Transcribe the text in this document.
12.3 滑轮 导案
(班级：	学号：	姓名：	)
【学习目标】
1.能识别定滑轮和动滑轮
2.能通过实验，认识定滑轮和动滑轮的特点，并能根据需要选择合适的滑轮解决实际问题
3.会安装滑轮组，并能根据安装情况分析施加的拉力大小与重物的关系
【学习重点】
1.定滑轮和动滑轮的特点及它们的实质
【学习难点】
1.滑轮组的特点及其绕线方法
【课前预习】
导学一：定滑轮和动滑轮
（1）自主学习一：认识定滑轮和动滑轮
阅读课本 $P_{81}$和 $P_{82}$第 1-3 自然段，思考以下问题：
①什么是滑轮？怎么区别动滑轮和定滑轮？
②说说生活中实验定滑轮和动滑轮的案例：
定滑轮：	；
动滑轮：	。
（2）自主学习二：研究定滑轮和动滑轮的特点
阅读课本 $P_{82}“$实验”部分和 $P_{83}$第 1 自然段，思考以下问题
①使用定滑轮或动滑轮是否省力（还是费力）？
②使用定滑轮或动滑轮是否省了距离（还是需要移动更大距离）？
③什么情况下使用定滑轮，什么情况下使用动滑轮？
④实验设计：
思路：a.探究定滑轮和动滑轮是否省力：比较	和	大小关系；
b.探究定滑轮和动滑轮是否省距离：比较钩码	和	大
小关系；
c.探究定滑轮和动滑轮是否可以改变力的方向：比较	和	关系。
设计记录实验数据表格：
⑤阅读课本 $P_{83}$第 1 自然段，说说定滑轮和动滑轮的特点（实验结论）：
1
____________________
* **Instructions to follow**: Retype the data exactly as given.

* **The response**:
Transcribe the text in this document.
12.3 滑轮 导案
(班级：	学号：	姓名：	)
【学习目标】
1.能识别定滑轮和动滑轮
2.能通过实验，认识定滑轮和动滑轮的特点，并能根据需要选择合适的滑轮解决实际问题
3.会安装滑轮组，并能根据安装情况分析施加的拉力大小与重物的关系
【学习重点】
1.定滑轮和动滑轮的特点及它们的实质
【学习难点】
1.滑轮组的特点及其绕线方法
【课前预习】
导学一：定滑轮和动滑轮
（1）自主学习一：认识定滑轮和动滑轮
阅读课本 $P_{81}$和 $P_{82}$第 1-3 自然段，思考以下问题：
①什么是滑轮？怎么区别动滑轮和定滑轮？
②说说生活中实验定滑轮和动滑轮的案例：
定滑轮：	；
动滑轮：	。
（2）自主学习二：研究定滑轮和动滑轮的特点
阅读课本 $P_{82}“$实验”部分和 $P_{83}$第 1 自然段，思考以下问题
①使用定滑轮或动滑轮是否省力（还是费力）？
②使用定滑轮或动滑轮是否省了距离（还是需要移动更大距离）？
③什么情况下使用定滑轮，什么情况下使用动滑轮？
④实验设计：
思路：a.探究定滑轮和动滑轮是否省力：比较	和	大小关系；
b.探究定滑轮和动滑轮是否省距离：比较钩码	和	大
小关系；
c.探究定滑轮和动滑轮是否可以改变力的方向：比较	和	关系。
设计记录实验数据表格：
⑤阅读课本 $P_{83}$第 1 自然段，说说定滑轮和动滑轮的特点（实验结论）：
1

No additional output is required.